**THE PROBLEM**
Return each entry exactly, with none missing.

(Records from a data source)
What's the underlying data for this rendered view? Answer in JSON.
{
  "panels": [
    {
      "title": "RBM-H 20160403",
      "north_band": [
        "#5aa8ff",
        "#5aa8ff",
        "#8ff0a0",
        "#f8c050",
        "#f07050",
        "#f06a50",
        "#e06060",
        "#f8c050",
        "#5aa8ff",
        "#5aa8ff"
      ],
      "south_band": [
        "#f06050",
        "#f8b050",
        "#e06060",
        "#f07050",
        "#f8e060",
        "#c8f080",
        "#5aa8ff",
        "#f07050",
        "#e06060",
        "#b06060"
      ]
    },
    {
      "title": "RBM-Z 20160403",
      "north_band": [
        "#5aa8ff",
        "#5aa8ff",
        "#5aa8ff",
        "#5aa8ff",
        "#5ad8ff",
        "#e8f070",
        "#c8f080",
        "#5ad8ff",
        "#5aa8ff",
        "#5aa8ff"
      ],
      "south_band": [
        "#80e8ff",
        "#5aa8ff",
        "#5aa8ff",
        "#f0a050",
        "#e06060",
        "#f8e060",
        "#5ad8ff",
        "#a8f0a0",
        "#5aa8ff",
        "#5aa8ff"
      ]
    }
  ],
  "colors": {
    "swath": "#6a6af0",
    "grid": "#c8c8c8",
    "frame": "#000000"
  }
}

**WRITTEN RESPONSE**
What's the underlying data for this rendered view? Answer in JSON.
{
  "panels": [
    {
      "title": "RBM-H 20160403",
      "north_band": [
        "#5aa8ff",
        "#5aa8ff",
        "#8ff0a0",
        "#f8c050",
        "#f07050",
        "#f06a50",
        "#e06060",
        "#f8c050",
        "#5aa8ff",
        "#5aa8ff"
      ],
      "south_band": [
        "#f06050",
        "#f8b050",
        "#e06060",
        "#f07050",
        "#f8e060",
        "#c8f080",
        "#5aa8ff",
        "#f07050",
        "#e06060",
        "#b06060"
      ]
    },
    {
      "title": "RBM-Z 20160403",
      "north_band": [
        "#5aa8ff",
        "#5aa8ff",
        "#5aa8ff",
        "#5aa8ff",
        "#5ad8ff",
        "#e8f070",
        "#c8f080",
        "#5ad8ff",
        "#5aa8ff",
        "#5aa8ff"
      ],
      "south_band": [
        "#80e8ff",
        "#5aa8ff",
        "#5aa8ff",
        "#f0a050",
        "#e06060",
        "#f8e060",
        "#5ad8ff",
        "#a8f0a0",
        "#5aa8ff",
        "#5aa8ff"
      ]
    }
  ],
  "colors": {
    "swath": "#6a6af0",
    "grid": "#c8c8c8",
    "frame": "#000000"
  }
}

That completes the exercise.